> **GIVEN ENTRIES**

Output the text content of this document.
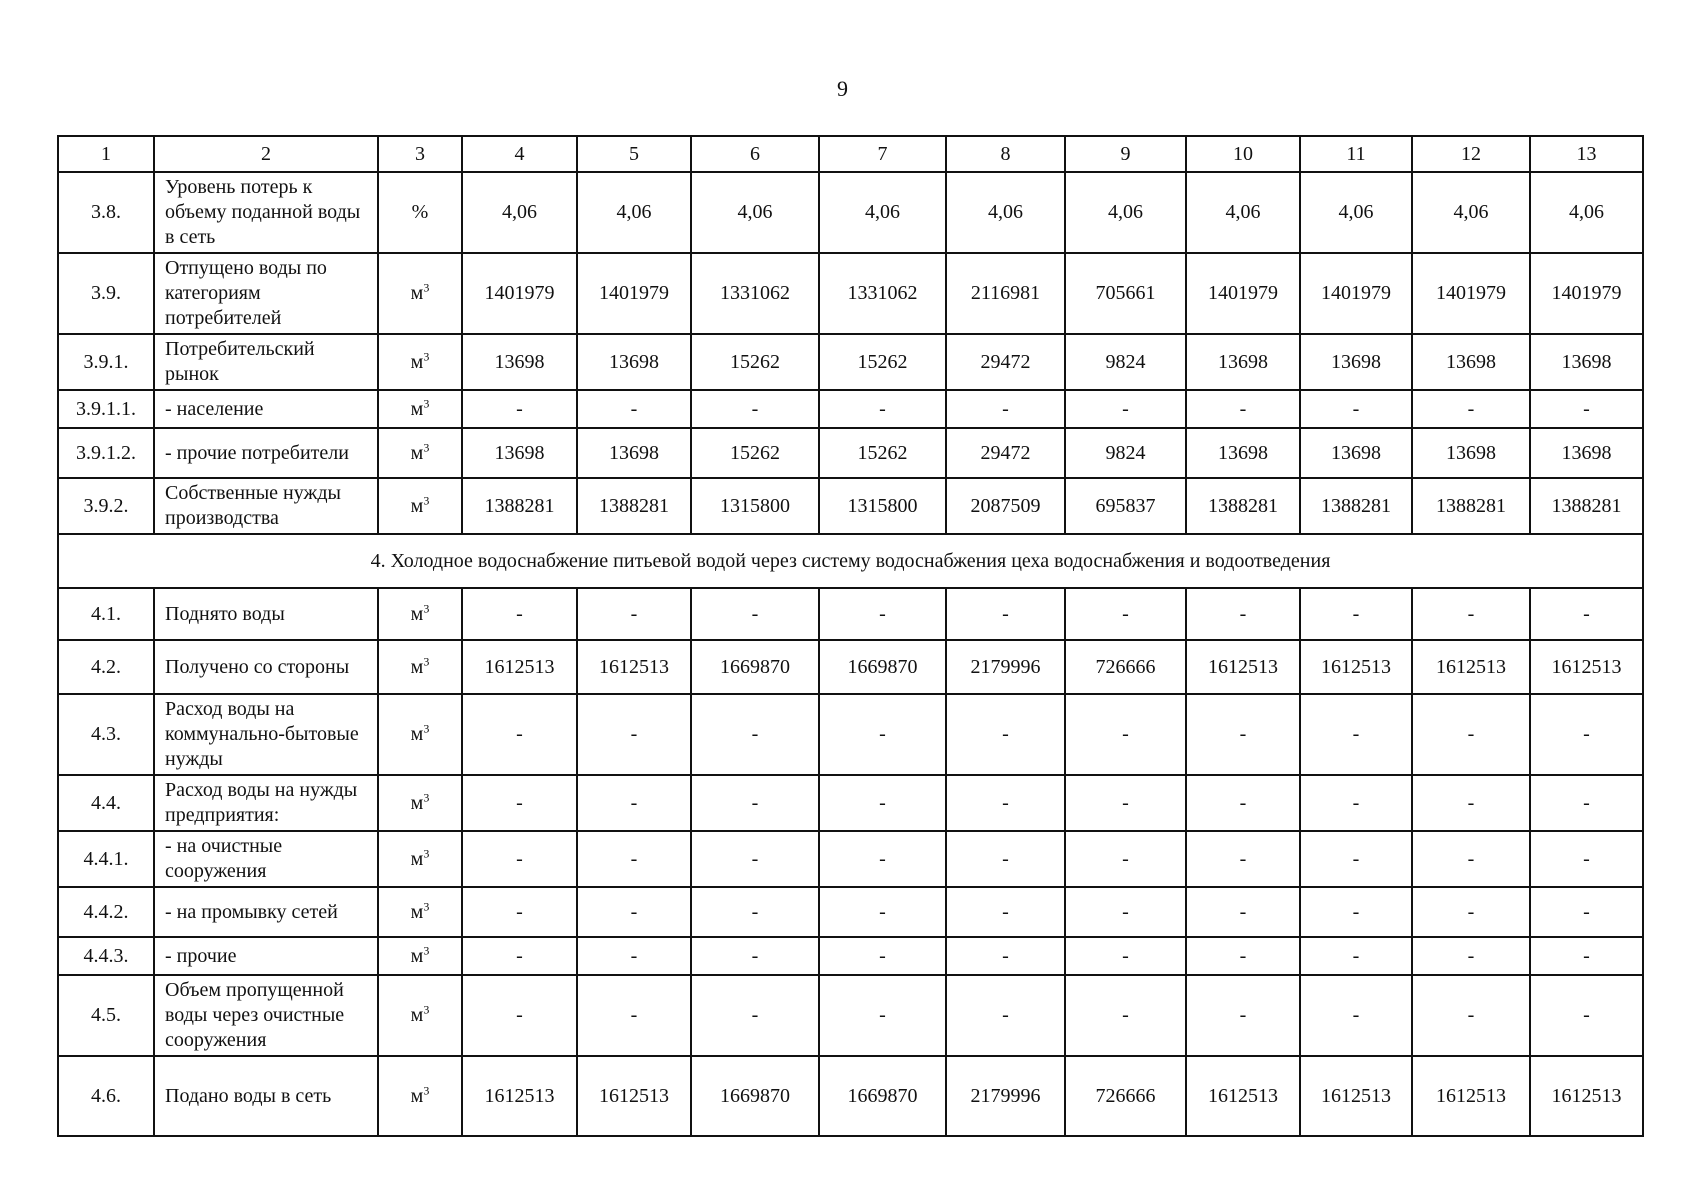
9
1	2	3	4	5	6	7	8	9	10	11	12	13
3.8.	Уровень потерь к объему поданной воды в сеть	%	4,06	4,06	4,06	4,06	4,06	4,06	4,06	4,06	4,06	4,06
3.9.	Отпущено воды по категориям потребителей	$м^3$	1401979	1401979	1331062	1331062	2116981	705661	1401979	1401979	1401979	1401979
3.9.1.	Потребительский рынок	$м^3$	13698	13698	15262	15262	29472	9824	13698	13698	13698	13698
3.9.1.1.	- население	$м^3$	-	-	-	-	-	-	-	-	-	-
3.9.1.2.	- прочие потребители	$м^3$	13698	13698	15262	15262	29472	9824	13698	13698	13698	13698
3.9.2.	Собственные нужды производства	$м^3$	1388281	1388281	1315800	1315800	2087509	695837	1388281	1388281	1388281	1388281
4. Холодное водоснабжение питьевой водой через систему водоснабжения цеха водоснабжения и водоотведения												
4.1.	Поднято воды	$м^3$	-	-	-	-	-	-	-	-	-	-
4.2.	Получено со стороны	$м^3$	1612513	1612513	1669870	1669870	2179996	726666	1612513	1612513	1612513	1612513
4.3.	Расход воды на коммунально-бытовые нужды	$м^3$	-	-	-	-	-	-	-	-	-	-
4.4.	Расход воды на нужды предприятия:	$м^3$	-	-	-	-	-	-	-	-	-	-
4.4.1.	- на очистные сооружения	$м^3$	-	-	-	-	-	-	-	-	-	-
4.4.2.	- на промывку сетей	$м^3$	-	-	-	-	-	-	-	-	-	-
4.4.3.	- прочие	$м^3$	-	-	-	-	-	-	-	-	-	-
4.5.	Объем пропущенной воды через очистные сооружения	$м^3$	-	-	-	-	-	-	-	-	-	-
4.6.	Подано воды в сеть	$м^3$	1612513	1612513	1669870	1669870	2179996	726666	1612513	1612513	1612513	1612513
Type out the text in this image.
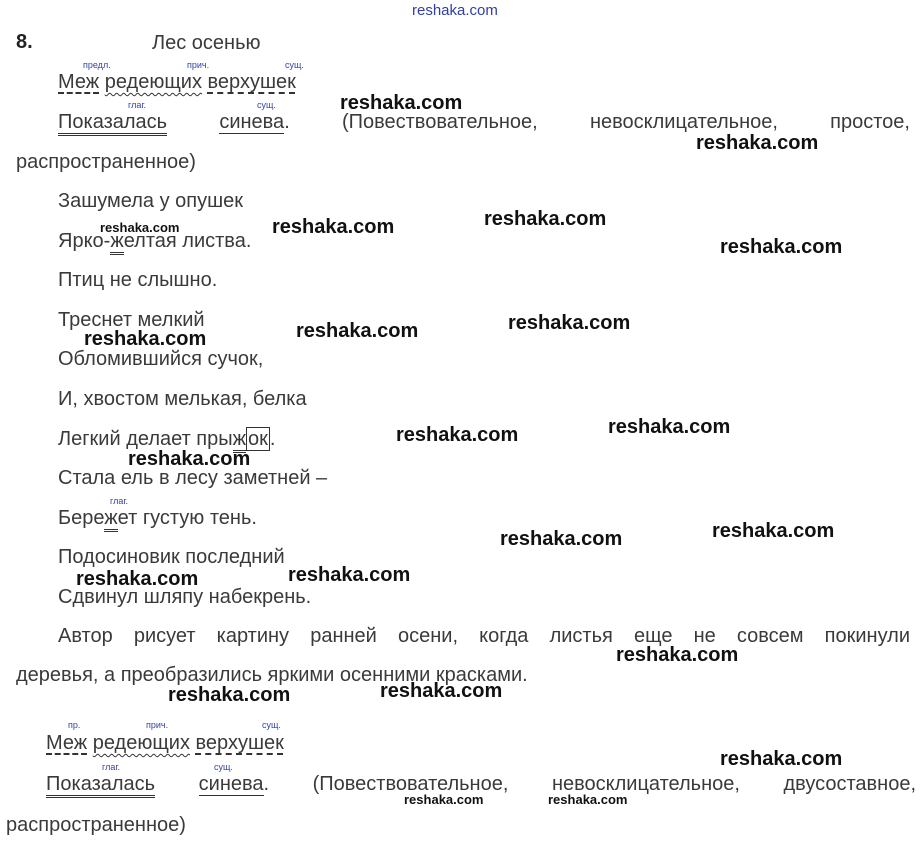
reshaka.com
8.	Лес осенью
предл.	прич.	сущ.
Меж редеющих верхушек
глаг.	сущ.
Показалась	синева. (Повествовательное,	невосклицательное,	простое,
распространенное)
Зашумела у опушек
Ярко-желтая листва.
Птиц не слышно.
Треснет мелкий
Обломившийся сучок,
И, хвостом мелькая, белка
Легкий делает прыж ок .
Стала ель в лесу заметней –
глаг.
Бережет густую тень.
Подосиновик последний
Сдвинул шляпу набекрень.
Автор рисует картину ранней осени, когда листья еще не совсем покинули
деревья, а преобразились яркими осенними красками.
пр.	прич.	сущ.
Меж редеющих верхушек
глаг.	сущ.
Показалась синева. (Повествовательное, невосклицательное, двусоставное,
распространенное)
reshaka.com
reshaka.com
reshaka.com	reshaka.com	reshaka.com
reshaka.com
reshaka.com	reshaka.com
reshaka.com
reshaka.com	reshaka.com
reshaka.com
reshaka.com
reshaka.com
reshaka.com
reshaka.com
reshaka.com
reshaka.com
reshaka.com
reshaka.com
reshaka.com	reshaka.com
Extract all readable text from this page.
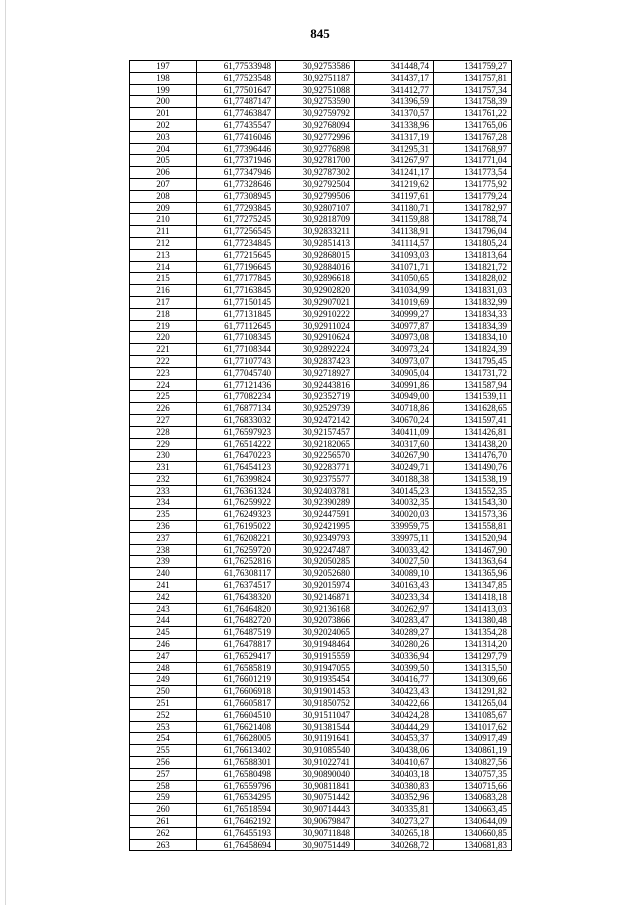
845
197	61,77533948	30,92753586	341448,74	1341759,27
198	61,77523548	30,92751187	341437,17	1341757,81
199	61,77501647	30,92751088	341412,77	1341757,34
200	61,77487147	30,92753590	341396,59	1341758,39
201	61,77463847	30,92759792	341370,57	1341761,22
202	61,77435547	30,92768094	341338,96	1341765,06
203	61,77416046	30,92772996	341317,19	1341767,28
204	61,77396446	30,92776898	341295,31	1341768,97
205	61,77371946	30,92781700	341267,97	1341771,04
206	61,77347946	30,92787302	341241,17	1341773,54
207	61,77328646	30,92792504	341219,62	1341775,92
208	61,77308945	30,92799506	341197,61	1341779,24
209	61,77293845	30,92807107	341180,71	1341782,97
210	61,77275245	30,92818709	341159,88	1341788,74
211	61,77256545	30,92833211	341138,91	1341796,04
212	61,77234845	30,92851413	341114,57	1341805,24
213	61,77215645	30,92868015	341093,03	1341813,64
214	61,77196645	30,92884016	341071,71	1341821,72
215	61,77177845	30,92896618	341050,65	1341828,02
216	61,77163845	30,92902820	341034,99	1341831,03
217	61,77150145	30,92907021	341019,69	1341832,99
218	61,77131845	30,92910222	340999,27	1341834,33
219	61,77112645	30,92911024	340977,87	1341834,39
220	61,77108345	30,92910624	340973,08	1341834,10
221	61,77108344	30,92892224	340973,24	1341824,39
222	61,77107743	30,92837423	340973,07	1341795,45
223	61,77045740	30,92718927	340905,04	1341731,72
224	61,77121436	30,92443816	340991,86	1341587,94
225	61,77082234	30,92352719	340949,00	1341539,11
226	61,76877134	30,92529739	340718,86	1341628,65
227	61,76833032	30,92472142	340670,24	1341597,41
228	61,76597923	30,92157457	340411,09	1341426,81
229	61,76514222	30,92182065	340317,60	1341438,20
230	61,76470223	30,92256570	340267,90	1341476,70
231	61,76454123	30,92283771	340249,71	1341490,76
232	61,76399824	30,92375577	340188,38	1341538,19
233	61,76361324	30,92403781	340145,23	1341552,35
234	61,76259922	30,92390289	340032,35	1341543,30
235	61,76249323	30,92447591	340020,03	1341573,36
236	61,76195022	30,92421995	339959,75	1341558,81
237	61,76208221	30,92349793	339975,11	1341520,94
238	61,76259720	30,92247487	340033,42	1341467,90
239	61,76252816	30,92050285	340027,50	1341363,64
240	61,76308117	30,92052680	340089,10	1341365,96
241	61,76374517	30,92015974	340163,43	1341347,85
242	61,76438320	30,92146871	340233,34	1341418,18
243	61,76464820	30,92136168	340262,97	1341413,03
244	61,76482720	30,92073866	340283,47	1341380,48
245	61,76487519	30,92024065	340289,27	1341354,28
246	61,76478817	30,91948464	340280,26	1341314,20
247	61,76529417	30,91915559	340336,94	1341297,79
248	61,76585819	30,91947055	340399,50	1341315,50
249	61,76601219	30,91935454	340416,77	1341309,66
250	61,76606918	30,91901453	340423,43	1341291,82
251	61,76605817	30,91850752	340422,66	1341265,04
252	61,76604510	30,91511047	340424,28	1341085,67
253	61,76621408	30,91381544	340444,29	1341017,62
254	61,76628005	30,91191641	340453,37	1340917,49
255	61,76613402	30,91085540	340438,06	1340861,19
256	61,76588301	30,91022741	340410,67	1340827,56
257	61,76580498	30,90890040	340403,18	1340757,35
258	61,76559796	30,90811841	340380,83	1340715,66
259	61,76534295	30,90751442	340352,96	1340683,28
260	61,76518594	30,90714443	340335,81	1340663,45
261	61,76462192	30,90679847	340273,27	1340644,09
262	61,76455193	30,90711848	340265,18	1340660,85
263	61,76458694	30,90751449	340268,72	1340681,83
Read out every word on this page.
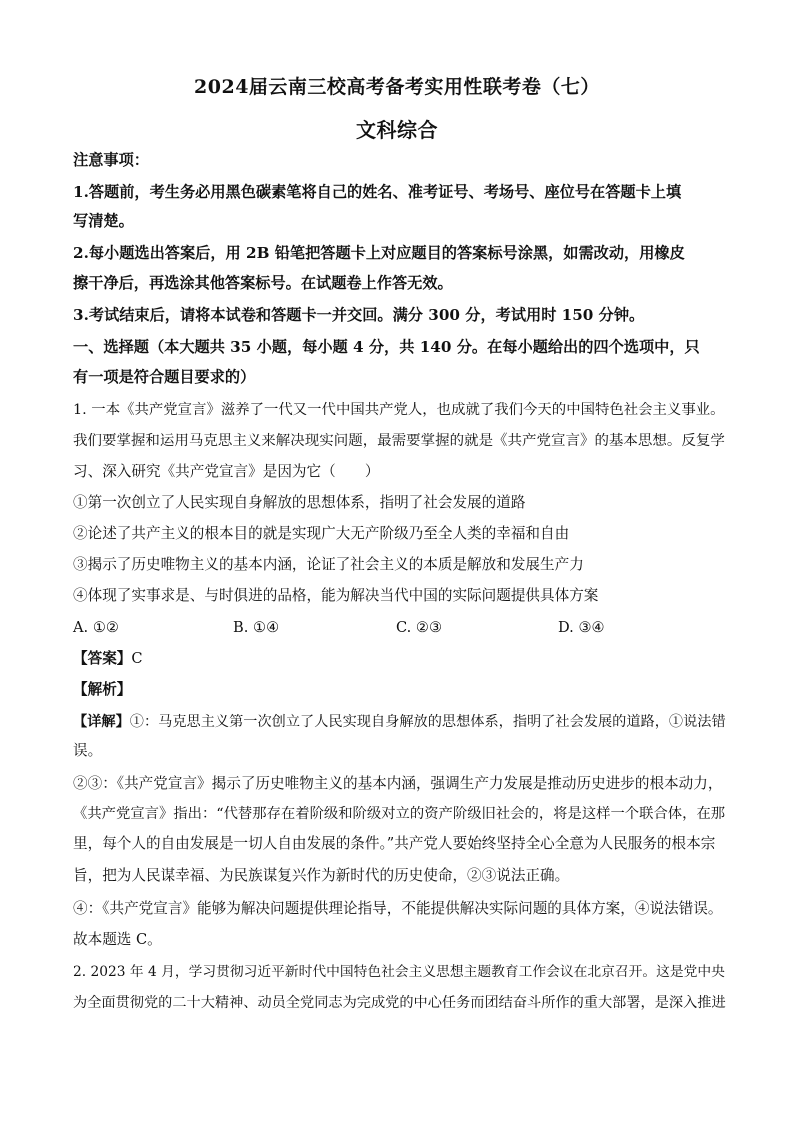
2024届云南三校高考备考实用性联考卷（七）
文科综合
注意事项：
1.答题前，考生务必用黑色碳素笔将自己的姓名、准考证号、考场号、座位号在答题卡上填
写清楚。
2.每小题选出答案后，用 2B 铅笔把答题卡上对应题目的答案标号涂黑，如需改动，用橡皮
擦干净后，再选涂其他答案标号。在试题卷上作答无效。
3.考试结束后，请将本试卷和答题卡一并交回。满分 300 分，考试用时 150 分钟。
一、选择题（本大题共 35 小题，每小题 4 分，共 140 分。在每小题给出的四个选项中，只
有一项是符合题目要求的）
1. 一本《共产党宣言》滋养了一代又一代中国共产党人，也成就了我们今天的中国特色社会主义事业。
我们要掌握和运用马克思主义来解决现实问题，最需要掌握的就是《共产党宣言》的基本思想。反复学
习、深入研究《共产党宣言》是因为它（　　）
①第一次创立了人民实现自身解放的思想体系，指明了社会发展的道路
②论述了共产主义的根本目的就是实现广大无产阶级乃至全人类的幸福和自由
③揭示了历史唯物主义的基本内涵，论证了社会主义的本质是解放和发展生产力
④体现了实事求是、与时俱进的品格，能为解决当代中国的实际问题提供具体方案
A. ①②	B. ①④	C. ②③	D. ③④
【答案】C
【解析】
【详解】①：马克思主义第一次创立了人民实现自身解放的思想体系，指明了社会发展的道路，①说法错
误。
②③：《共产党宣言》揭示了历史唯物主义的基本内涵，强调生产力发展是推动历史进步的根本动力，
《共产党宣言》指出：“代替那存在着阶级和阶级对立的资产阶级旧社会的，将是这样一个联合体，在那
里，每个人的自由发展是一切人自由发展的条件。”共产党人要始终坚持全心全意为人民服务的根本宗
旨，把为人民谋幸福、为民族谋复兴作为新时代的历史使命，②③说法正确。
④：《共产党宣言》能够为解决问题提供理论指导，不能提供解决实际问题的具体方案，④说法错误。
故本题选 C。
2. 2023 年 4 月，学习贯彻习近平新时代中国特色社会主义思想主题教育工作会议在北京召开。这是党中央
为全面贯彻党的二十大精神、动员全党同志为完成党的中心任务而团结奋斗所作的重大部署，是深入推进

> **YOUR INSTRUCTIONS**
Copy out every line of the listing that contains the string "this".

> **TASK OUTPUT**
Output the text content of this document.
Type out the text in this image.
Extract all readable text from this page.
Read out every word on this page.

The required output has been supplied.